# [To do]
Say how many lines include the word "color", using only a number.
-- start --
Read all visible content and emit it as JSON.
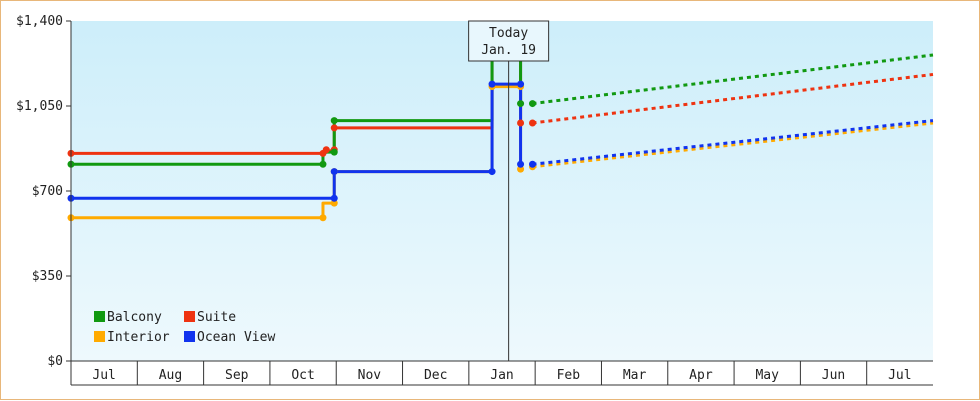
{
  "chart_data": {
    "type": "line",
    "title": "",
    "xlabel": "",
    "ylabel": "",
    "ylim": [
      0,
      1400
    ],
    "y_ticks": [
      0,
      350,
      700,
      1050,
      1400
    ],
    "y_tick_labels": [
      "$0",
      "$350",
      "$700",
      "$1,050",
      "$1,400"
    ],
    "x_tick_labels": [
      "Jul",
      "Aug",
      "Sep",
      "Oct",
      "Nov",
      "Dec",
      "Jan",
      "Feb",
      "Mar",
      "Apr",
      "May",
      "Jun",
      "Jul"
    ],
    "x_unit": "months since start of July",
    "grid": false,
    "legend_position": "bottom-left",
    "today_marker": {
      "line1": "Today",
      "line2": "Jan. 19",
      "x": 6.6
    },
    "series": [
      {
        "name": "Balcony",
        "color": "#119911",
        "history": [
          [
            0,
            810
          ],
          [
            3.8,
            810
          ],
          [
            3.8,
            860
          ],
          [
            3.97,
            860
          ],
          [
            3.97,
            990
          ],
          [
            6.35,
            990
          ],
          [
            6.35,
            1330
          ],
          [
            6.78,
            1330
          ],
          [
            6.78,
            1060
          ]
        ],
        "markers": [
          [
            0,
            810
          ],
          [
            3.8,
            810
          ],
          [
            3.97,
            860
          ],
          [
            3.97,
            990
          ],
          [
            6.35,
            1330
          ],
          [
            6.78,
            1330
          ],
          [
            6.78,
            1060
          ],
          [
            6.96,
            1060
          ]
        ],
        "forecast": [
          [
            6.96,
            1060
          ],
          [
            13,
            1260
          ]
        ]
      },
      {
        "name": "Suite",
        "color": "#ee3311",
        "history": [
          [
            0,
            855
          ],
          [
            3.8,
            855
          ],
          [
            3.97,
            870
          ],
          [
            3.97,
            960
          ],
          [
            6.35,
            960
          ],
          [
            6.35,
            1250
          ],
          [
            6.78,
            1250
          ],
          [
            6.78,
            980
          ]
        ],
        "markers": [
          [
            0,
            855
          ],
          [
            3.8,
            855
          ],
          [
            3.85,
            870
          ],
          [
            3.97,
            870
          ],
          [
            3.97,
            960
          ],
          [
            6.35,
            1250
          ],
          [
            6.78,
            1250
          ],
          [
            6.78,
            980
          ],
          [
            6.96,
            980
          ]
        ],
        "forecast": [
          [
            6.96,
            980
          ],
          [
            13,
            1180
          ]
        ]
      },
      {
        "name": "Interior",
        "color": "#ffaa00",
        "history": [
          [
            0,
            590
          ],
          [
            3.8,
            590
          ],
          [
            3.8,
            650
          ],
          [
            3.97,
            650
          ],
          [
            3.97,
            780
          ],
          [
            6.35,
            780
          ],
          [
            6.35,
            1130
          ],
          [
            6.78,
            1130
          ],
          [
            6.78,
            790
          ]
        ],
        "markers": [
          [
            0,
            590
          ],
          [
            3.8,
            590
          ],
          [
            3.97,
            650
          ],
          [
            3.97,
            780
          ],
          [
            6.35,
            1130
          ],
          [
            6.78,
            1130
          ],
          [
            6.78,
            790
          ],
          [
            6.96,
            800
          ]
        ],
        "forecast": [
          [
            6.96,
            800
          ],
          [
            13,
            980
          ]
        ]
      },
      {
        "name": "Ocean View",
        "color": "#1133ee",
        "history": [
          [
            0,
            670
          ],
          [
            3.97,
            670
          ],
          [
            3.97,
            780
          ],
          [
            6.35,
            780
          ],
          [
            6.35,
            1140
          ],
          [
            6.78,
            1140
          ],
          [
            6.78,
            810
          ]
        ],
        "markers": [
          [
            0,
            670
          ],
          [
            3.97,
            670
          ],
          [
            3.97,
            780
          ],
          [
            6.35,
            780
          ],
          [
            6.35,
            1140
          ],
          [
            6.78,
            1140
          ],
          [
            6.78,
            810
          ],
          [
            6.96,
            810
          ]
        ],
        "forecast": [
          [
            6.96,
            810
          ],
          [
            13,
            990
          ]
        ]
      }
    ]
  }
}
-- end --
# [Exercise output]
4